Source data:
================================

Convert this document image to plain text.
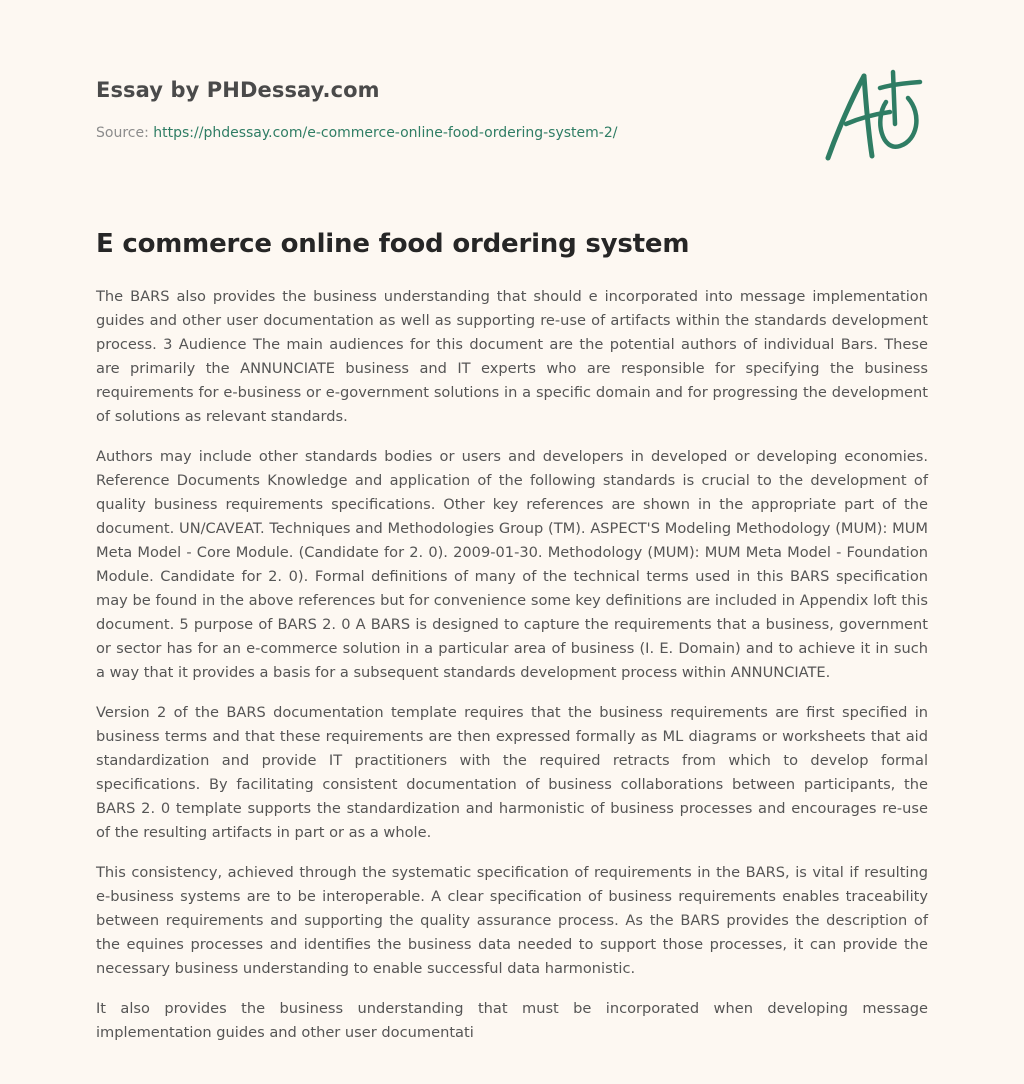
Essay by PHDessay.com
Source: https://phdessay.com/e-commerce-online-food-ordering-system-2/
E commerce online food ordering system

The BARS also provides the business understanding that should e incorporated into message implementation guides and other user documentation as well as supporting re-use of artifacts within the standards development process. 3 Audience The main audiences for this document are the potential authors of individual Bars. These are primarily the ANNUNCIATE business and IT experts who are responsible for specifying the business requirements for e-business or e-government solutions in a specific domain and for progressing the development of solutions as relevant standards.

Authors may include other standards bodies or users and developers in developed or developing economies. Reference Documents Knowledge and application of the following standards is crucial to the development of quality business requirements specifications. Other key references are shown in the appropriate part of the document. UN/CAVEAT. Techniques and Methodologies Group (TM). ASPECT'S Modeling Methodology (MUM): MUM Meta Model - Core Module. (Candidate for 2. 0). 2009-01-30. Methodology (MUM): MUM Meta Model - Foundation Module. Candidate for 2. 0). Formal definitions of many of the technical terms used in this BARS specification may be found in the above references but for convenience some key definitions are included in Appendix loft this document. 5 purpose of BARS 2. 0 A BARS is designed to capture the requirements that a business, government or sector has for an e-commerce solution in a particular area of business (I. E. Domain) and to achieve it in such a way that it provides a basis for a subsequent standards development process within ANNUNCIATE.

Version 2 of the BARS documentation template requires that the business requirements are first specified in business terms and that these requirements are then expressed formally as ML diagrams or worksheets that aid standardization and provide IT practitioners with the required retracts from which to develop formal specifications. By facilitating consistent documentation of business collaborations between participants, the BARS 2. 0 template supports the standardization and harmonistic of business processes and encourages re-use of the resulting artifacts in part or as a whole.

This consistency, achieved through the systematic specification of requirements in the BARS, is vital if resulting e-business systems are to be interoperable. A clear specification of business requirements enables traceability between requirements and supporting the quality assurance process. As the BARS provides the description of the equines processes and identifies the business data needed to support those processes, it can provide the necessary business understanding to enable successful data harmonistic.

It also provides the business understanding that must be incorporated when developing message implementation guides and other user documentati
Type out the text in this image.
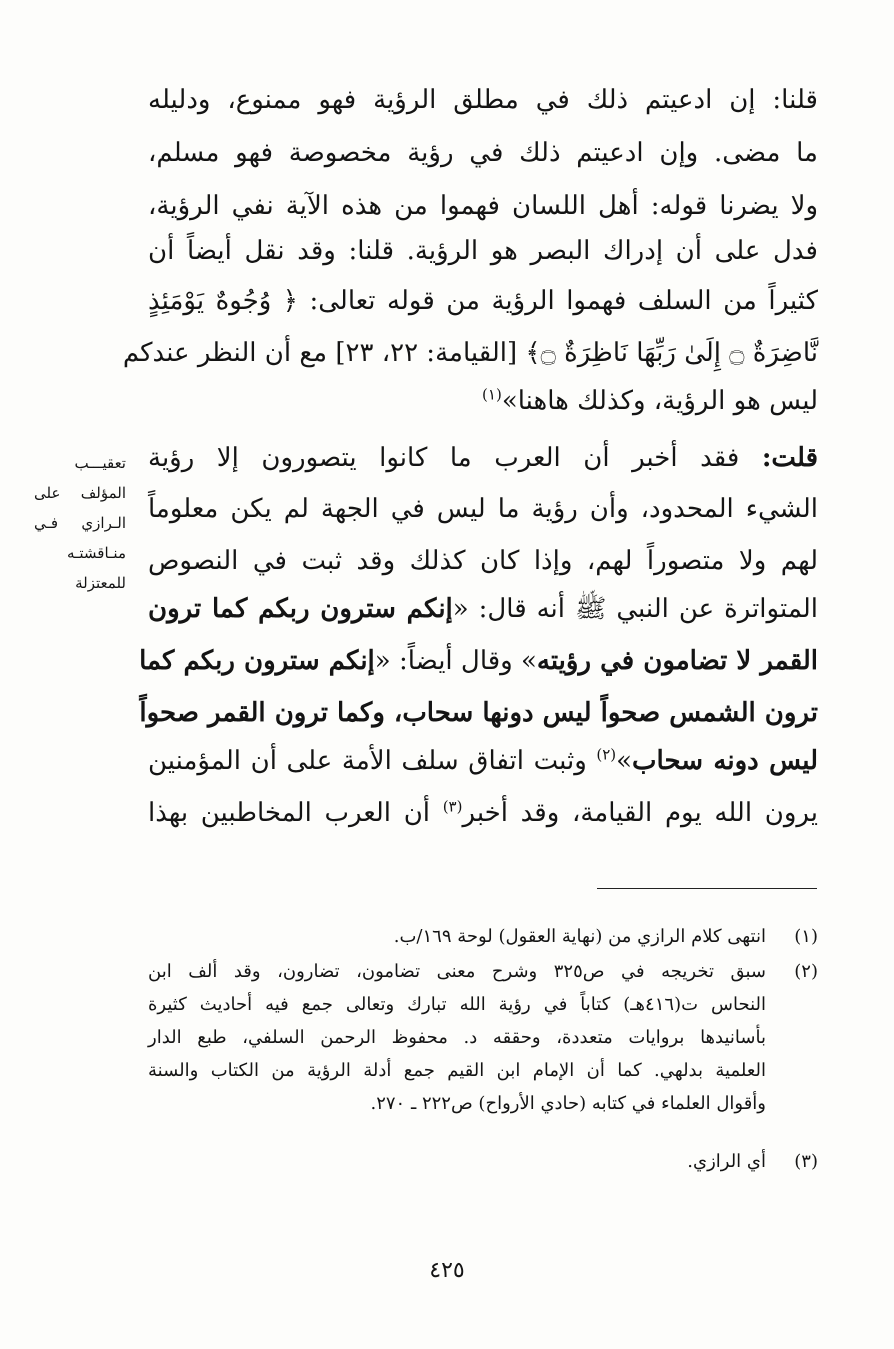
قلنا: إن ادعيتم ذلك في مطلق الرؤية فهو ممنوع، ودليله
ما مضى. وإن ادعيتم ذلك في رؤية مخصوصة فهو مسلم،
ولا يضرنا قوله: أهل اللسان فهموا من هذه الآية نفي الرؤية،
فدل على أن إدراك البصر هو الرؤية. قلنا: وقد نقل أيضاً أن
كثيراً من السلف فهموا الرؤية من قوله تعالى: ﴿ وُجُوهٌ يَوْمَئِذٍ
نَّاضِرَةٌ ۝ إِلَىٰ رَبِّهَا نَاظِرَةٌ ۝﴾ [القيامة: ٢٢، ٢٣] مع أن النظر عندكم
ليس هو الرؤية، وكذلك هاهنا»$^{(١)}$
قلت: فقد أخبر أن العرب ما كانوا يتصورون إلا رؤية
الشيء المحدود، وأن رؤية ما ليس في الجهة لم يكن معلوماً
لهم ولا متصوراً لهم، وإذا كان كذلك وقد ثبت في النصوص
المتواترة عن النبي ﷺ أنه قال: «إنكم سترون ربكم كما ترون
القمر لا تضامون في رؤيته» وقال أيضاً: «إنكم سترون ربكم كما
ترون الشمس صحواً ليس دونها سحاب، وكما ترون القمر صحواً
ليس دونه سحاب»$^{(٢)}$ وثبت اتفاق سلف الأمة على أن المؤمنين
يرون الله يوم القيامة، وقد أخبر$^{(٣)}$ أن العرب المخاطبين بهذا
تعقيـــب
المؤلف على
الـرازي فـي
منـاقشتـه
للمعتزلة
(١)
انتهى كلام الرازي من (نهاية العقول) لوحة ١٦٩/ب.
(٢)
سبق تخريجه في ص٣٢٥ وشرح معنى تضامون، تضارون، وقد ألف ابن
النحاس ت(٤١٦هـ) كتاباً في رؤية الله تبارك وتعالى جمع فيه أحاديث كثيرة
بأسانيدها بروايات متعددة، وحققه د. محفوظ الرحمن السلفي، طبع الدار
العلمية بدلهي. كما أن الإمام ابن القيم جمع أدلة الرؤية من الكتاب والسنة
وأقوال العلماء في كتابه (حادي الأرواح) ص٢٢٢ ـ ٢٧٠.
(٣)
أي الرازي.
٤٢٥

================================

▶ INSTRUCTION
Check each line above for the word "قوله" and give the number of lines that have it, nothing else.

▶ REPLY TO THE EXERCISE
2